**Excerpt provided:**
+ + + + + + +
Foil system for jet propelled aquatic vehicle

Info

Patent number: 4775341
Type: Grant
Filed: Jul 9, 1986
Date of Patent: Oct 4, 1988
Assignee: Wetco Industries (Chatsworth, CA)
Inventors: Nelson Tyler (Van Nuys, CA), Robert T. DeVault (Felton, CA), Ralph P. Maloof (Calabasas, CA)
Primary Examiner: Joseph F. Peters, Jr.
Assistant Examiner: Edwin L. Swinehart
Law Firm: Fulwider, Patton, Rieber, Lee & Utecht
Application Number: 6/883,757

Abstract

Water directing apparatus for the jet pump inlet of a watercraft having a planing surface within which the inlet is formed. The apparatus is carried by the planing surface and includes a pair of laterally spaced apart, longitudinally extending side fins projecting downwardly of the planing surface. Curvilinear, transversely disposed upstream and downstream vanes are oriented to direct water into the inlet, the angles of attack of the vanes being established to direct boundary layer water into the inlet without separation. The vane combination achieves water flow directional change with minimum drag and flow separation. An embodiment is disclosed employing a vane movable in response to inlet passage pressure.

Description

Description

BACKGROUND OF THE INVENTION

1. Field of the Invention

The present invention relates to water directing apparatus for changing the streamlines of water flowing across the planing surface of a jet powered watercraft into the inlet of the jet pump inlet passage with minimum drag and flow separation.

b 2. Description of the Prior Art

Jet powered watercraft are driven by a pump impeller discharging water through a rearwardly directed discharge nozzle. The impeller draws water from a forwardly and downwardly extending pump inlet passage which terminates in an inlet located in a flat portion of the watercraft planing surface. The planing surface may be in the hull in certain types of watercraft, or located in a ski in other designs. In either event, the pump inlet passage is relatively steep to conserve space in the watercraft and a combination of pump suction and ram effect is relied upon to bring water to the impeller.

Water is drawn into the inlet passage primarily through pump suction on start-up and at low speeds. As watercraft speed increases water flow in the inlet passage becomes turbulent and flow separation occurs, particularly in the sloping upper forward portion of the inlet passage. This has an adverse effect on the efficiency and overall performance of the jet pump system.

A related problem is the tendency of the watercraft planing surface to bounce out of the water during rough water conditions. Since the jet pump is essentially a constant power device, when the planing surface separates from the water, air is ingested, cavitation occurs, and pump suction and jet drive are lost. The jet drive abruptly resumes when the planing surface drops to the water. This full onfull off action unduly stresses the structure and gives a poor ride, effects which are even more pronounced in smaller watercraft such as the "WETBIKE" watercraft described in U.S. Pat. No. 3,948,206, issued Apr. 6, 1976 to Nelson Tyler.
+ + + + + + +
**Dataset excerpts:**
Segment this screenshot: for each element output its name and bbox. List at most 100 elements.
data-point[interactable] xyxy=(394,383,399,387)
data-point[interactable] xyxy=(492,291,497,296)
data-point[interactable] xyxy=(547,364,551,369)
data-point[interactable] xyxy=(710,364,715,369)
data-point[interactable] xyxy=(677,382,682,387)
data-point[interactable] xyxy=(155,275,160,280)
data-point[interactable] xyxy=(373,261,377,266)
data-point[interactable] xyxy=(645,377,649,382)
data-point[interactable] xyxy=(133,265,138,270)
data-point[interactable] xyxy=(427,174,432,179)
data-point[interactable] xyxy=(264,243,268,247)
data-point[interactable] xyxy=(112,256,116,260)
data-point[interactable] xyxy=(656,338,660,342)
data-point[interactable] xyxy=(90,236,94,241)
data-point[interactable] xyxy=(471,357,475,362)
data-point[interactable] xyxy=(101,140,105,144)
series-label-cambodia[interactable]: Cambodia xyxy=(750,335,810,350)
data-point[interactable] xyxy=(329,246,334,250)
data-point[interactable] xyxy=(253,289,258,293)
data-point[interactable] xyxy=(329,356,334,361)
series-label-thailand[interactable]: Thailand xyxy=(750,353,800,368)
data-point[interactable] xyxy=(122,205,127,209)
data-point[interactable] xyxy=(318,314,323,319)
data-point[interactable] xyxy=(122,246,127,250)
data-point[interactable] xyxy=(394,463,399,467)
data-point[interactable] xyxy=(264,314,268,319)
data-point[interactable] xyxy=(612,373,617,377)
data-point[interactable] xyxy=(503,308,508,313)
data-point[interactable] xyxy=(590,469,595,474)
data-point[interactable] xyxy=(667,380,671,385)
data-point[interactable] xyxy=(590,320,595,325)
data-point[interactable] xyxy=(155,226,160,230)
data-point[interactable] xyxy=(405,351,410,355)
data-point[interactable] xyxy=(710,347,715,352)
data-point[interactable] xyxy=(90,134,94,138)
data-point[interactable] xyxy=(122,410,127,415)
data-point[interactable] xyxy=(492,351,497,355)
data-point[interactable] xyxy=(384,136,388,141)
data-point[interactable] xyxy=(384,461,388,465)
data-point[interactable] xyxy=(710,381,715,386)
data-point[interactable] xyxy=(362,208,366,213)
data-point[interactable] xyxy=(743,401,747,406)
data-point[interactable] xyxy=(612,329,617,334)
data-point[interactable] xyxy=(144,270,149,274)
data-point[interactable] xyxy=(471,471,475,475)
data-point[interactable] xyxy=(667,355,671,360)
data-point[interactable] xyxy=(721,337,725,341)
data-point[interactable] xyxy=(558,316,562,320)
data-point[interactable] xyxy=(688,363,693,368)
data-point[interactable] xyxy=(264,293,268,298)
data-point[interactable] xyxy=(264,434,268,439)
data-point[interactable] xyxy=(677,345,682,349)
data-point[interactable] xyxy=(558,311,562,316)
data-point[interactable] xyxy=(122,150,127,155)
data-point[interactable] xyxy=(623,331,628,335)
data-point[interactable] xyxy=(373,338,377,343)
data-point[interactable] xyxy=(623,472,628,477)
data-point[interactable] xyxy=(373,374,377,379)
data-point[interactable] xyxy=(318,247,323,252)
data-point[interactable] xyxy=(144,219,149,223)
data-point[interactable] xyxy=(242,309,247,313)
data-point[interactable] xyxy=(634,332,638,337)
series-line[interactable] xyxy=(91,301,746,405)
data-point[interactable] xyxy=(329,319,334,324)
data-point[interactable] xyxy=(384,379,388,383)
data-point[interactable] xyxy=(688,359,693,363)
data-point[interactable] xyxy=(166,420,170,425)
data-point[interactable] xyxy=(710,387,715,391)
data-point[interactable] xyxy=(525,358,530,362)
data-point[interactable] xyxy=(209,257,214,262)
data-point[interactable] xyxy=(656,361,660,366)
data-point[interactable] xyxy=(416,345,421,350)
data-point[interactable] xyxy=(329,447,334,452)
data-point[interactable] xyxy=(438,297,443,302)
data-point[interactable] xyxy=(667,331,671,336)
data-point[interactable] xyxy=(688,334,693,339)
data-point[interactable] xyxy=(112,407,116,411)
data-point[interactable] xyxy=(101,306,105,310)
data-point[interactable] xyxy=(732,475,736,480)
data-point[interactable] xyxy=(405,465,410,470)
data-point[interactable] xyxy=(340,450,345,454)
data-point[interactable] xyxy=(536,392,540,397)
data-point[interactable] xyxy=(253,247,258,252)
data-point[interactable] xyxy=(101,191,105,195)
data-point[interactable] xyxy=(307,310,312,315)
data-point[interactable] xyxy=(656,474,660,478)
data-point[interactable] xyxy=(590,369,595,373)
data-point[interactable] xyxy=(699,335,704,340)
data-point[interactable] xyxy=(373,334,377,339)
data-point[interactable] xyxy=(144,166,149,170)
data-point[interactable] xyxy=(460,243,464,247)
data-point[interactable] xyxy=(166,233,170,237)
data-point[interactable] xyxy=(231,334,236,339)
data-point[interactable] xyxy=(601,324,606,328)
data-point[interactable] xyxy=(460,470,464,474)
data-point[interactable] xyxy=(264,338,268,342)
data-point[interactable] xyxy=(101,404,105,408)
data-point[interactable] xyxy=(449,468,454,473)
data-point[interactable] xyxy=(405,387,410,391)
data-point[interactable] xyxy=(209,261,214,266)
+ + + + + + +
**Exercise set:**
1. In the patent listing, swap "jet propelled" for "jet powered" and write out the passage that begins at the words "Foil system for" and stops after the words "Maloof (Calabasas, CA)".
2. Return the records line for line, unchanged. Begin at their first line and stop after the line that contains "data-point[interactable] xyxy=(384,461,388,465)", including both ends.

**The solutions:**
1.
Foil system for jet powered aquatic vehicle

Info

Patent number: 4775341
Type: Grant
Filed: Jul 9, 1986
Date of Patent: Oct 4, 1988
Assignee: Wetco Industries (Chatsworth, CA)
Inventors: Nelson Tyler (Van Nuys, CA), Robert T. DeVault (Felton, CA), Ralph P. Maloof (Calabasas, CA)

2.
Segment this screenshot: for each element output its name and bbox. List at most 100 elements.
data-point[interactable] xyxy=(394,383,399,387)
data-point[interactable] xyxy=(492,291,497,296)
data-point[interactable] xyxy=(547,364,551,369)
data-point[interactable] xyxy=(710,364,715,369)
data-point[interactable] xyxy=(677,382,682,387)
data-point[interactable] xyxy=(155,275,160,280)
data-point[interactable] xyxy=(373,261,377,266)
data-point[interactable] xyxy=(645,377,649,382)
data-point[interactable] xyxy=(133,265,138,270)
data-point[interactable] xyxy=(427,174,432,179)
data-point[interactable] xyxy=(264,243,268,247)
data-point[interactable] xyxy=(112,256,116,260)
data-point[interactable] xyxy=(656,338,660,342)
data-point[interactable] xyxy=(90,236,94,241)
data-point[interactable] xyxy=(471,357,475,362)
data-point[interactable] xyxy=(101,140,105,144)
series-label-cambodia[interactable]: Cambodia xyxy=(750,335,810,350)
data-point[interactable] xyxy=(329,246,334,250)
data-point[interactable] xyxy=(253,289,258,293)
data-point[interactable] xyxy=(329,356,334,361)
series-label-thailand[interactable]: Thailand xyxy=(750,353,800,368)
data-point[interactable] xyxy=(122,205,127,209)
data-point[interactable] xyxy=(318,314,323,319)
data-point[interactable] xyxy=(122,246,127,250)
data-point[interactable] xyxy=(394,463,399,467)
data-point[interactable] xyxy=(264,314,268,319)
data-point[interactable] xyxy=(612,373,617,377)
data-point[interactable] xyxy=(503,308,508,313)
data-point[interactable] xyxy=(590,469,595,474)
data-point[interactable] xyxy=(667,380,671,385)
data-point[interactable] xyxy=(590,320,595,325)
data-point[interactable] xyxy=(155,226,160,230)
data-point[interactable] xyxy=(405,351,410,355)
data-point[interactable] xyxy=(710,347,715,352)
data-point[interactable] xyxy=(90,134,94,138)
data-point[interactable] xyxy=(122,410,127,415)
data-point[interactable] xyxy=(492,351,497,355)
data-point[interactable] xyxy=(384,136,388,141)
data-point[interactable] xyxy=(384,461,388,465)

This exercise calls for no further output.